[Records contained in a dataset]
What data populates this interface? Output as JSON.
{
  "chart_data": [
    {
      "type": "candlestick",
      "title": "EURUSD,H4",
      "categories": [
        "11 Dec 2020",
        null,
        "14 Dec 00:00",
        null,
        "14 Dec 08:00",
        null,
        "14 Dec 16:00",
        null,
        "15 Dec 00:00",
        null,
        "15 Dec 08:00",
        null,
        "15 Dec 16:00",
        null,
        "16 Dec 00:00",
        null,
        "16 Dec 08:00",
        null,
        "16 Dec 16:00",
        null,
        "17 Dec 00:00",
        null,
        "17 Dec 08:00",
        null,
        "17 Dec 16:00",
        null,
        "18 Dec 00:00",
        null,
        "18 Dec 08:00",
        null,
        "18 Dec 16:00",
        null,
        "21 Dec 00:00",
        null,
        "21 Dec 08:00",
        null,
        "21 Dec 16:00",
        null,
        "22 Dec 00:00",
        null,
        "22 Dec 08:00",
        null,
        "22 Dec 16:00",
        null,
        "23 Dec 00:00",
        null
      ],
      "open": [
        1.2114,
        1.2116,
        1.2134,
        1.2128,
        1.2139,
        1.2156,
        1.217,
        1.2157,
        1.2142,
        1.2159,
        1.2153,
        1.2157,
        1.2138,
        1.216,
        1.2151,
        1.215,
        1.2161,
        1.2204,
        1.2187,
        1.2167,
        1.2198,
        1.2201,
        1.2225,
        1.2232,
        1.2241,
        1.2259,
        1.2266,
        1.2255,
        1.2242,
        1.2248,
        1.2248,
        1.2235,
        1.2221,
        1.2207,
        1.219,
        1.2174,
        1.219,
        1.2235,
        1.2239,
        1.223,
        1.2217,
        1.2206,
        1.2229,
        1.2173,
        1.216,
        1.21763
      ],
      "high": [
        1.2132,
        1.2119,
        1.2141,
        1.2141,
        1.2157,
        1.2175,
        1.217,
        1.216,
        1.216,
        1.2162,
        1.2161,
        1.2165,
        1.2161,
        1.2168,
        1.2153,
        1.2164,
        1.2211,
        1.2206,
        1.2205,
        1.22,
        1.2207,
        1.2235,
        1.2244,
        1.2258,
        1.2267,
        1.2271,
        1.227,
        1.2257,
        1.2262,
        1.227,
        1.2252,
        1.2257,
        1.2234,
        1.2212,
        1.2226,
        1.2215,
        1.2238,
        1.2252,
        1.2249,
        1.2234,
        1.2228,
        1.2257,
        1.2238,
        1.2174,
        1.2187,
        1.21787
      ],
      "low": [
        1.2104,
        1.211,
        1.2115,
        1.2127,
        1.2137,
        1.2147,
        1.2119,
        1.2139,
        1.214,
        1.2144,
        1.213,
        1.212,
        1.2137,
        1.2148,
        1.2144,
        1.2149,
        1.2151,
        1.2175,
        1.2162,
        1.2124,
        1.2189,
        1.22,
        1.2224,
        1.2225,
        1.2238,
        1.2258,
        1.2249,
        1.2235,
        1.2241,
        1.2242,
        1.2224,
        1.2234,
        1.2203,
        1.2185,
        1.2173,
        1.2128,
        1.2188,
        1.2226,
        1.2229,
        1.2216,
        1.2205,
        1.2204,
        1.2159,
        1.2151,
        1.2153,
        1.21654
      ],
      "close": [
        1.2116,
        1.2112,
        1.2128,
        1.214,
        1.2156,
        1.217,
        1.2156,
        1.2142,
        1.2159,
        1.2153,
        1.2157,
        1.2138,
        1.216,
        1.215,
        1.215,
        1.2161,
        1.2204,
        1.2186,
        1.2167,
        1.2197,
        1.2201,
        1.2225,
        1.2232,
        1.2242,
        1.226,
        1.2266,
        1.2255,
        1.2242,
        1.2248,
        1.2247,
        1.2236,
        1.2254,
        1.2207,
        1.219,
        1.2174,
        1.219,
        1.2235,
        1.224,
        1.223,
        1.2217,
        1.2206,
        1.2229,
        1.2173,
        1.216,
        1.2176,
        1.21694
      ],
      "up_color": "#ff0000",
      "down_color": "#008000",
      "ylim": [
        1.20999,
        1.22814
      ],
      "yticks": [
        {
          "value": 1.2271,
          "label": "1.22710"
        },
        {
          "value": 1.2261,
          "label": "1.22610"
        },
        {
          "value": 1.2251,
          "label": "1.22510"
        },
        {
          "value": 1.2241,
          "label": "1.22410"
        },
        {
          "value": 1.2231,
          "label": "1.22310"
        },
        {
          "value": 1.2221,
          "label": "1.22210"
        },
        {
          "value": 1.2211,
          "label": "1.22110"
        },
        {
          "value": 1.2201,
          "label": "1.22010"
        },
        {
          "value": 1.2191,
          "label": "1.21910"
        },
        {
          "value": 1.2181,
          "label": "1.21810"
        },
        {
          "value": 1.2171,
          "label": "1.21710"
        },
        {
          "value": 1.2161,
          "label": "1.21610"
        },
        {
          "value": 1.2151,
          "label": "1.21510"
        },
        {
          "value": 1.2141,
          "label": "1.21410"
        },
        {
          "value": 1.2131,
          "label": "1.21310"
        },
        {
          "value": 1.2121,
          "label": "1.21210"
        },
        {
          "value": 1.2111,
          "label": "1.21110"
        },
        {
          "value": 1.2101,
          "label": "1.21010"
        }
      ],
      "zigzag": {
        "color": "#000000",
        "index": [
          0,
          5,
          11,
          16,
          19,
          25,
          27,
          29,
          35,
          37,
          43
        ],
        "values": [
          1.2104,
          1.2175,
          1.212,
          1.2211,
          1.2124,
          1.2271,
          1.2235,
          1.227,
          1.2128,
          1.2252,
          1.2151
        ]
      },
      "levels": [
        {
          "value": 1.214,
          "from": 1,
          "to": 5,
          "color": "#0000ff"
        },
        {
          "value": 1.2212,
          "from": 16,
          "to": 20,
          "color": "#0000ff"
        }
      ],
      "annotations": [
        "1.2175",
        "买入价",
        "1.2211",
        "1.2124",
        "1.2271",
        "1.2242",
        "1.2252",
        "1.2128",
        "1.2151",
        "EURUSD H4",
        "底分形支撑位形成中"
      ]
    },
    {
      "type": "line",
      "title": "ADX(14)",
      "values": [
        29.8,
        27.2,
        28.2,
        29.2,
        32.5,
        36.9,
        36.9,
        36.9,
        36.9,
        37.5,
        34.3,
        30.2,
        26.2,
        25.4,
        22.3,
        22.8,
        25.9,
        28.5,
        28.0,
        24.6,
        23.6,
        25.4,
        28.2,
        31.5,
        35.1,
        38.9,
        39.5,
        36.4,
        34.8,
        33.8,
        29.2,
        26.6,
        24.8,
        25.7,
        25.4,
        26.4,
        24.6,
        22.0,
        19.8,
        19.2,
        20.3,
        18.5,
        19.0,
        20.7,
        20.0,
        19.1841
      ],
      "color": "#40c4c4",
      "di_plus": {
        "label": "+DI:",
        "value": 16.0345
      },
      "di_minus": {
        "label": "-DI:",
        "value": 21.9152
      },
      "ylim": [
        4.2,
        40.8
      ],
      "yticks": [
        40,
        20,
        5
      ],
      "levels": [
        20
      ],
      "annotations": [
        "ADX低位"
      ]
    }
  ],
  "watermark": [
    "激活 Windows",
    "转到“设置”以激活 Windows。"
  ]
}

→ Task goal: Without changing a word, restate the whole listing.

→ The result:
What data populates this interface? Output as JSON.
{
  "chart_data": [
    {
      "type": "candlestick",
      "title": "EURUSD,H4",
      "categories": [
        "11 Dec 2020",
        null,
        "14 Dec 00:00",
        null,
        "14 Dec 08:00",
        null,
        "14 Dec 16:00",
        null,
        "15 Dec 00:00",
        null,
        "15 Dec 08:00",
        null,
        "15 Dec 16:00",
        null,
        "16 Dec 00:00",
        null,
        "16 Dec 08:00",
        null,
        "16 Dec 16:00",
        null,
        "17 Dec 00:00",
        null,
        "17 Dec 08:00",
        null,
        "17 Dec 16:00",
        null,
        "18 Dec 00:00",
        null,
        "18 Dec 08:00",
        null,
        "18 Dec 16:00",
        null,
        "21 Dec 00:00",
        null,
        "21 Dec 08:00",
        null,
        "21 Dec 16:00",
        null,
        "22 Dec 00:00",
        null,
        "22 Dec 08:00",
        null,
        "22 Dec 16:00",
        null,
        "23 Dec 00:00",
        null
      ],
      "open": [
        1.2114,
        1.2116,
        1.2134,
        1.2128,
        1.2139,
        1.2156,
        1.217,
        1.2157,
        1.2142,
        1.2159,
        1.2153,
        1.2157,
        1.2138,
        1.216,
        1.2151,
        1.215,
        1.2161,
        1.2204,
        1.2187,
        1.2167,
        1.2198,
        1.2201,
        1.2225,
        1.2232,
        1.2241,
        1.2259,
        1.2266,
        1.2255,
        1.2242,
        1.2248,
        1.2248,
        1.2235,
        1.2221,
        1.2207,
        1.219,
        1.2174,
        1.219,
        1.2235,
        1.2239,
        1.223,
        1.2217,
        1.2206,
        1.2229,
        1.2173,
        1.216,
        1.21763
      ],
      "high": [
        1.2132,
        1.2119,
        1.2141,
        1.2141,
        1.2157,
        1.2175,
        1.217,
        1.216,
        1.216,
        1.2162,
        1.2161,
        1.2165,
        1.2161,
        1.2168,
        1.2153,
        1.2164,
        1.2211,
        1.2206,
        1.2205,
        1.22,
        1.2207,
        1.2235,
        1.2244,
        1.2258,
        1.2267,
        1.2271,
        1.227,
        1.2257,
        1.2262,
        1.227,
        1.2252,
        1.2257,
        1.2234,
        1.2212,
        1.2226,
        1.2215,
        1.2238,
        1.2252,
        1.2249,
        1.2234,
        1.2228,
        1.2257,
        1.2238,
        1.2174,
        1.2187,
        1.21787
      ],
      "low": [
        1.2104,
        1.211,
        1.2115,
        1.2127,
        1.2137,
        1.2147,
        1.2119,
        1.2139,
        1.214,
        1.2144,
        1.213,
        1.212,
        1.2137,
        1.2148,
        1.2144,
        1.2149,
        1.2151,
        1.2175,
        1.2162,
        1.2124,
        1.2189,
        1.22,
        1.2224,
        1.2225,
        1.2238,
        1.2258,
        1.2249,
        1.2235,
        1.2241,
        1.2242,
        1.2224,
        1.2234,
        1.2203,
        1.2185,
        1.2173,
        1.2128,
        1.2188,
        1.2226,
        1.2229,
        1.2216,
        1.2205,
        1.2204,
        1.2159,
        1.2151,
        1.2153,
        1.21654
      ],
      "close": [
        1.2116,
        1.2112,
        1.2128,
        1.214,
        1.2156,
        1.217,
        1.2156,
        1.2142,
        1.2159,
        1.2153,
        1.2157,
        1.2138,
        1.216,
        1.215,
        1.215,
        1.2161,
        1.2204,
        1.2186,
        1.2167,
        1.2197,
        1.2201,
        1.2225,
        1.2232,
        1.2242,
        1.226,
        1.2266,
        1.2255,
        1.2242,
        1.2248,
        1.2247,
        1.2236,
        1.2254,
        1.2207,
        1.219,
        1.2174,
        1.219,
        1.2235,
        1.224,
        1.223,
        1.2217,
        1.2206,
        1.2229,
        1.2173,
        1.216,
        1.2176,
        1.21694
      ],
      "up_color": "#ff0000",
      "down_color": "#008000",
      "ylim": [
        1.20999,
        1.22814
      ],
      "yticks": [
        {
          "value": 1.2271,
          "label": "1.22710"
        },
        {
          "value": 1.2261,
          "label": "1.22610"
        },
        {
          "value": 1.2251,
          "label": "1.22510"
        },
        {
          "value": 1.2241,
          "label": "1.22410"
        },
        {
          "value": 1.2231,
          "label": "1.22310"
        },
        {
          "value": 1.2221,
          "label": "1.22210"
        },
        {
          "value": 1.2211,
          "label": "1.22110"
        },
        {
          "value": 1.2201,
          "label": "1.22010"
        },
        {
          "value": 1.2191,
          "label": "1.21910"
        },
        {
          "value": 1.2181,
          "label": "1.21810"
        },
        {
          "value": 1.2171,
          "label": "1.21710"
        },
        {
          "value": 1.2161,
          "label": "1.21610"
        },
        {
          "value": 1.2151,
          "label": "1.21510"
        },
        {
          "value": 1.2141,
          "label": "1.21410"
        },
        {
          "value": 1.2131,
          "label": "1.21310"
        },
        {
          "value": 1.2121,
          "label": "1.21210"
        },
        {
          "value": 1.2111,
          "label": "1.21110"
        },
        {
          "value": 1.2101,
          "label": "1.21010"
        }
      ],
      "zigzag": {
        "color": "#000000",
        "index": [
          0,
          5,
          11,
          16,
          19,
          25,
          27,
          29,
          35,
          37,
          43
        ],
        "values": [
          1.2104,
          1.2175,
          1.212,
          1.2211,
          1.2124,
          1.2271,
          1.2235,
          1.227,
          1.2128,
          1.2252,
          1.2151
        ]
      },
      "levels": [
        {
          "value": 1.214,
          "from": 1,
          "to": 5,
          "color": "#0000ff"
        },
        {
          "value": 1.2212,
          "from": 16,
          "to": 20,
          "color": "#0000ff"
        }
      ],
      "annotations": [
        "1.2175",
        "买入价",
        "1.2211",
        "1.2124",
        "1.2271",
        "1.2242",
        "1.2252",
        "1.2128",
        "1.2151",
        "EURUSD H4",
        "底分形支撑位形成中"
      ]
    },
    {
      "type": "line",
      "title": "ADX(14)",
      "values": [
        29.8,
        27.2,
        28.2,
        29.2,
        32.5,
        36.9,
        36.9,
        36.9,
        36.9,
        37.5,
        34.3,
        30.2,
        26.2,
        25.4,
        22.3,
        22.8,
        25.9,
        28.5,
        28.0,
        24.6,
        23.6,
        25.4,
        28.2,
        31.5,
        35.1,
        38.9,
        39.5,
        36.4,
        34.8,
        33.8,
        29.2,
        26.6,
        24.8,
        25.7,
        25.4,
        26.4,
        24.6,
        22.0,
        19.8,
        19.2,
        20.3,
        18.5,
        19.0,
        20.7,
        20.0,
        19.1841
      ],
      "color": "#40c4c4",
      "di_plus": {
        "label": "+DI:",
        "value": 16.0345
      },
      "di_minus": {
        "label": "-DI:",
        "value": 21.9152
      },
      "ylim": [
        4.2,
        40.8
      ],
      "yticks": [
        40,
        20,
        5
      ],
      "levels": [
        20
      ],
      "annotations": [
        "ADX低位"
      ]
    }
  ],
  "watermark": [
    "激活 Windows",
    "转到“设置”以激活 Windows。"
  ]
}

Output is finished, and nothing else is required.